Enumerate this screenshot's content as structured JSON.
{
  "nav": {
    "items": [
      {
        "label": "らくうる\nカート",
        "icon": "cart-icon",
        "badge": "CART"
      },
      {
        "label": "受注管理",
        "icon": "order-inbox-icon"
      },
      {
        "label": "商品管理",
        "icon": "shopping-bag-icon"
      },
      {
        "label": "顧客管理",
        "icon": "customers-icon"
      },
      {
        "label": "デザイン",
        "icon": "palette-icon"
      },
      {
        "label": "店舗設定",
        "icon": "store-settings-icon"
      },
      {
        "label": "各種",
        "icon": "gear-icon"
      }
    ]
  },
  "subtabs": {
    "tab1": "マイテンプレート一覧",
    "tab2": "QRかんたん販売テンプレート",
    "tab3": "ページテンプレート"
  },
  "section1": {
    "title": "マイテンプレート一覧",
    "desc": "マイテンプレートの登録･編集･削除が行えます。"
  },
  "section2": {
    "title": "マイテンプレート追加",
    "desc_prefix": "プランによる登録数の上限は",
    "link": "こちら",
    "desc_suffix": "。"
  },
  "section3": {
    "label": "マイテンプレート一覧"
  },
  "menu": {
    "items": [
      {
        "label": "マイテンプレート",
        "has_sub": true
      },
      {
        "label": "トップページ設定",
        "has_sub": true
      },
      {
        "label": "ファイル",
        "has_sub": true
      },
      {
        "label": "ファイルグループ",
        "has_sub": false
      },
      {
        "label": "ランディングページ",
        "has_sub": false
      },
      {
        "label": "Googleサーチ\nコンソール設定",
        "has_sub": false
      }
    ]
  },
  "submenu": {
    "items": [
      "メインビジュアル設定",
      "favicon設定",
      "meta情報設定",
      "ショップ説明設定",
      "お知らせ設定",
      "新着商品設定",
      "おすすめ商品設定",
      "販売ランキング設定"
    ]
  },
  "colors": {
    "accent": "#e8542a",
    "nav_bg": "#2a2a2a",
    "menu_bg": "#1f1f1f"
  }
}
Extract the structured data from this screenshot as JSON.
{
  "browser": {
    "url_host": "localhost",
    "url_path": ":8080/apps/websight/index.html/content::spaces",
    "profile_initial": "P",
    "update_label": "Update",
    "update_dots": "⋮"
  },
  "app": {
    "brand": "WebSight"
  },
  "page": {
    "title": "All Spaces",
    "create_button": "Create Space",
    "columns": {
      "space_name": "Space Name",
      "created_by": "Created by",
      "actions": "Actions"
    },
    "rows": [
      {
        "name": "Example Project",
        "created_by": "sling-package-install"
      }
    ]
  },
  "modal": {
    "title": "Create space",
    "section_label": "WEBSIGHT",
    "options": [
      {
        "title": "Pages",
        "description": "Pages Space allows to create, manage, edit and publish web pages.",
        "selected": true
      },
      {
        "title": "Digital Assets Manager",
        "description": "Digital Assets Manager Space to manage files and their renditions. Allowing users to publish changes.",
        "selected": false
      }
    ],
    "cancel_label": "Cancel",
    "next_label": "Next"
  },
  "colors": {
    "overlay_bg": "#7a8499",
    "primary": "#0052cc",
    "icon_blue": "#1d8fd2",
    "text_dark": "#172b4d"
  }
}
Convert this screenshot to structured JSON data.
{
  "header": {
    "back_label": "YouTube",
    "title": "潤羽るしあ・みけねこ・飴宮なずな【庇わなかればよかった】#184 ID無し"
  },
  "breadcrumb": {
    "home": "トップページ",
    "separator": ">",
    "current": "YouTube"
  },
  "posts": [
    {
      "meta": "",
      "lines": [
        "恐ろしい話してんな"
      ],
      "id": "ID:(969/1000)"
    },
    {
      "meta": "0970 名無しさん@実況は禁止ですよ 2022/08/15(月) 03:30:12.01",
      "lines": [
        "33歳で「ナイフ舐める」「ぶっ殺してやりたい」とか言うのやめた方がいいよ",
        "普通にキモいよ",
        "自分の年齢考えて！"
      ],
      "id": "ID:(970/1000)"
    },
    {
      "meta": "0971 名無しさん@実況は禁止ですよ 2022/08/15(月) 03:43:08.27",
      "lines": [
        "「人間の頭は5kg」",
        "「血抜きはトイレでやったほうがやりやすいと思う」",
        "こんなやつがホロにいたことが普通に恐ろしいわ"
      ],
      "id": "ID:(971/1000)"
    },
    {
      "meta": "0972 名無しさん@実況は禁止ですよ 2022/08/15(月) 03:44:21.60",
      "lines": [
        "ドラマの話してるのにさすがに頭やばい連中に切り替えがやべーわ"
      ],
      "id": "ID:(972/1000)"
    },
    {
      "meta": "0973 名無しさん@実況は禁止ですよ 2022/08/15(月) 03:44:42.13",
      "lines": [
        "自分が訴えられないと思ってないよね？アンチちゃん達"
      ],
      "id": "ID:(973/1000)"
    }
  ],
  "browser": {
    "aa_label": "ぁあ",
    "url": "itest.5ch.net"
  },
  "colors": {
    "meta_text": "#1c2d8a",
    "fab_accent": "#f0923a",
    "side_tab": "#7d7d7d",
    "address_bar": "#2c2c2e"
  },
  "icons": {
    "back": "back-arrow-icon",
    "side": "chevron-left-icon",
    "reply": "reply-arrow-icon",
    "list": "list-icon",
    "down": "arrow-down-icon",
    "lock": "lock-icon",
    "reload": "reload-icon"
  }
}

********

*PROBLEM STATEMENT*. Look through the material and copy each line that has "data".

*FINAL RESULT*.
Extract the structured data from this screenshot as JSON.
Convert this screenshot to structured JSON data.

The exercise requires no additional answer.